▶ **SOURCE DOCUMENT**
▼

II.         Double Jeopardy

{14}     Defendant argues that his convictions for aggravated burglary and attempted aggravated battery violate his right to be free from double jeopardy. “A double jeopardy challenge is a constitutional question of law which we review de novo.” State v. Swick, 2012-NMSC-018, ¶ 10, 279 P.3d 747 (citing State v. Gallegos, 2011-NMSC-027, ¶ 51, 149 N.M. 704, 254 P.3d 655). There are two classifications of double jeopardy cases: double-description cases and unit-of-prosecution cases. Id. This case is a double-description case, as Defendant was “charged with violations of multiple statutes that may or may not be deemed the same offense for double jeopardy purposes.” Swafford v. State, 1991-NMSC-043, ¶ 9, 112 N.M. 3, 810 P.2d 1223.

{15}     “Double-description claims are subject to the two-part test set forth in Swafford[.]” Swick, 2012-NMSC-018, ¶ 11. The first step requires us to determine whether the conduct involved was unitary, and the second step “focuses on the statutes at issue to determine whether the [L]egislature intended to create separately punishable offenses.” Swafford, 1991-NMSC-043, ¶ 25. “Only if the first part of the test is answered in the affirmative, and the second in the negative, will the double jeopardy clause prohibit multiple punishment in the same trial.” Id.

A.        Unitary Conduct

{16}     “ ‘The proper analytical framework for determining unitary conduct is whether the facts presented at trial establish that the jury reasonably could have inferred independent factual bases for the charged offenses.’ ” State v. Dominguez, 2014-NMCA-064, ¶ 12, 327 P.3d 1092 (alteration omitted) (quoting State v. Franco, 2005-NMSC-013, ¶ 7, 137 N.M. 447, 112 P.3d 1104). “[T]he task is merely to determine whether the conduct for which there are multiple charges is . . . distinguishable.” Swafford, 1991-NMSC-043, ¶ 28. “[W]e consider whether Defendant’s acts are separated by sufficient ‘indicia of distinctness.’ ” State v. DeGraff, 2006-NMSC-011, ¶ 27, 139 N.M. 211, 131 P.3d 61. “The court may consider as ‘indicia of distinctness’ the separation of time or physical distance between the illegal acts, ‘the quality and nature’ of the individual acts, and the objectives and results of each act.” State v. Mora, 2003-NMCA-072, ¶ 18, 133 N.M. 746, 69 P.3d 256 (internal quotation marks and citations omitted).

▲

▶ **DATASET ENTRIES**
▼

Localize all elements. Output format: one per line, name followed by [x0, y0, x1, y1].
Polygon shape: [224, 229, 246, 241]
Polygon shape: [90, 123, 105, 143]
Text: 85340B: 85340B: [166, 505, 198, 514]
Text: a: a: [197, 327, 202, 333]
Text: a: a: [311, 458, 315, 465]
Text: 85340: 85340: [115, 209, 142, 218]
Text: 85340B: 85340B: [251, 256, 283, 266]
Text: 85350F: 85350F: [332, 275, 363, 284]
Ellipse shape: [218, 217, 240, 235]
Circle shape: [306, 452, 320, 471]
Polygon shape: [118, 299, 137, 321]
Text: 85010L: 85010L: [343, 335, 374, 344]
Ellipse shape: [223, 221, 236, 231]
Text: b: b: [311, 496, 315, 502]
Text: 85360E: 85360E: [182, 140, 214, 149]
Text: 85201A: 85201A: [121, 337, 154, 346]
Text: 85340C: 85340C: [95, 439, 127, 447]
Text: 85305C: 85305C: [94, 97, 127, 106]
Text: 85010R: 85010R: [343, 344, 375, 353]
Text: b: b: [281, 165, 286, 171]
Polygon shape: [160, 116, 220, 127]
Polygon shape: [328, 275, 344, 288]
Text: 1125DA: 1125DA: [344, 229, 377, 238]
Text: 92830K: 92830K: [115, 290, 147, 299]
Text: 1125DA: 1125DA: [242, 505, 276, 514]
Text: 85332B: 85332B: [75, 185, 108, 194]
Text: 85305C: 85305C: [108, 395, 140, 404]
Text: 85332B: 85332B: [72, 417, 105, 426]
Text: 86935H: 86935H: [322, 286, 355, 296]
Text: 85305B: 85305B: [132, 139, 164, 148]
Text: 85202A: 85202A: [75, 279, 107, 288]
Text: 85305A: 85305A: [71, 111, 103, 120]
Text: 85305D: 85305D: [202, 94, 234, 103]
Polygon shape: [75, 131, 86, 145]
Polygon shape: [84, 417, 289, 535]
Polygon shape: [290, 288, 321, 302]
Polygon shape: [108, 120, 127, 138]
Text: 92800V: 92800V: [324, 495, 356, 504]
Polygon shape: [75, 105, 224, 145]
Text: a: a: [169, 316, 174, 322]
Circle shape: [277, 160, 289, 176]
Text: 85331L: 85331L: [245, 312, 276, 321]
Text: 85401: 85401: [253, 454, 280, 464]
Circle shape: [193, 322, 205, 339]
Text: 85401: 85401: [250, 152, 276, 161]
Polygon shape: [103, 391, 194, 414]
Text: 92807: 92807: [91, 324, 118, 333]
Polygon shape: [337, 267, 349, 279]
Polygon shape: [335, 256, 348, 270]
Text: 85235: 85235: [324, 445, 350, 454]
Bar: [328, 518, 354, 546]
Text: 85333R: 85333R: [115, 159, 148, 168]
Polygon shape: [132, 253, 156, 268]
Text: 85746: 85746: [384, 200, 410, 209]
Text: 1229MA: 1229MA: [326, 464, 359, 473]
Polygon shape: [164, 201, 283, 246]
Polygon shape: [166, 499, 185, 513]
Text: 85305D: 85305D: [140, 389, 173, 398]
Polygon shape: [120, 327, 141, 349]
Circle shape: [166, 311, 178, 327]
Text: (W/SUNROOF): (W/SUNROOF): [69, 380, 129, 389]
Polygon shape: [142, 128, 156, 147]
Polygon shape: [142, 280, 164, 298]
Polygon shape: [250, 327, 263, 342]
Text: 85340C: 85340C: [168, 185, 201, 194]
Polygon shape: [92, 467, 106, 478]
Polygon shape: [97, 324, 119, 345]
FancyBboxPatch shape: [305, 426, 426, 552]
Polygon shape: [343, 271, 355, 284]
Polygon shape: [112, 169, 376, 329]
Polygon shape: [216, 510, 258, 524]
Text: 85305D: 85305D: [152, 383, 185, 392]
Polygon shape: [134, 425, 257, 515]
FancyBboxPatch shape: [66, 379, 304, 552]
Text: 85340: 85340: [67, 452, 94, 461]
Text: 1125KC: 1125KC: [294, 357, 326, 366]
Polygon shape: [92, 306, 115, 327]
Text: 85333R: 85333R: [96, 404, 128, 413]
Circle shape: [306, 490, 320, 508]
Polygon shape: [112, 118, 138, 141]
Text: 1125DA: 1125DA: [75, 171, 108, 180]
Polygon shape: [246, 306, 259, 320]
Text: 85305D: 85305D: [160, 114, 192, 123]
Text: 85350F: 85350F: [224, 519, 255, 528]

▲

▶ **SET OF TASKS**
**a.** Decide whether each statement agrees with the double jeopardy passage, answering yes or no and quoting the deciding words of the passage: (i) a double jeopardy challenge is reviewed de novo; (ii) this case is a unit-of-prosecution case; (iii) the double jeopardy clause prohibits multiple punishment only when both parts of the Swafford test are answered in the affirmative.
**b.** Retype the part of the double jeopardy passage that opens with the words containing "II.         Double Jeopardy" and closes with "810 P.2d 1223.".

▶ **SOLUTIONS TO THE EXERCISE**
**a.**
(i) Yes: "A double jeopardy challenge is a constitutional question of law which we review de novo."
(ii) No: "This case is a double-description case"
(iii) No: "Only if the first part of the test is answered in the affirmative, and the second in the negative, will the double jeopardy clause prohibit multiple punishment in the same trial."

**b.**
II.         Double Jeopardy

{14}     Defendant argues that his convictions for aggravated burglary and attempted aggravated battery violate his right to be free from double jeopardy. “A double jeopardy challenge is a constitutional question of law which we review de novo.” State v. Swick, 2012-NMSC-018, ¶ 10, 279 P.3d 747 (citing State v. Gallegos, 2011-NMSC-027, ¶ 51, 149 N.M. 704, 254 P.3d 655). There are two classifications of double jeopardy cases: double-description cases and unit-of-prosecution cases. Id. This case is a double-description case, as Defendant was “charged with violations of multiple statutes that may or may not be deemed the same offense for double jeopardy purposes.” Swafford v. State, 1991-NMSC-043, ¶ 9, 112 N.M. 3, 810 P.2d 1223.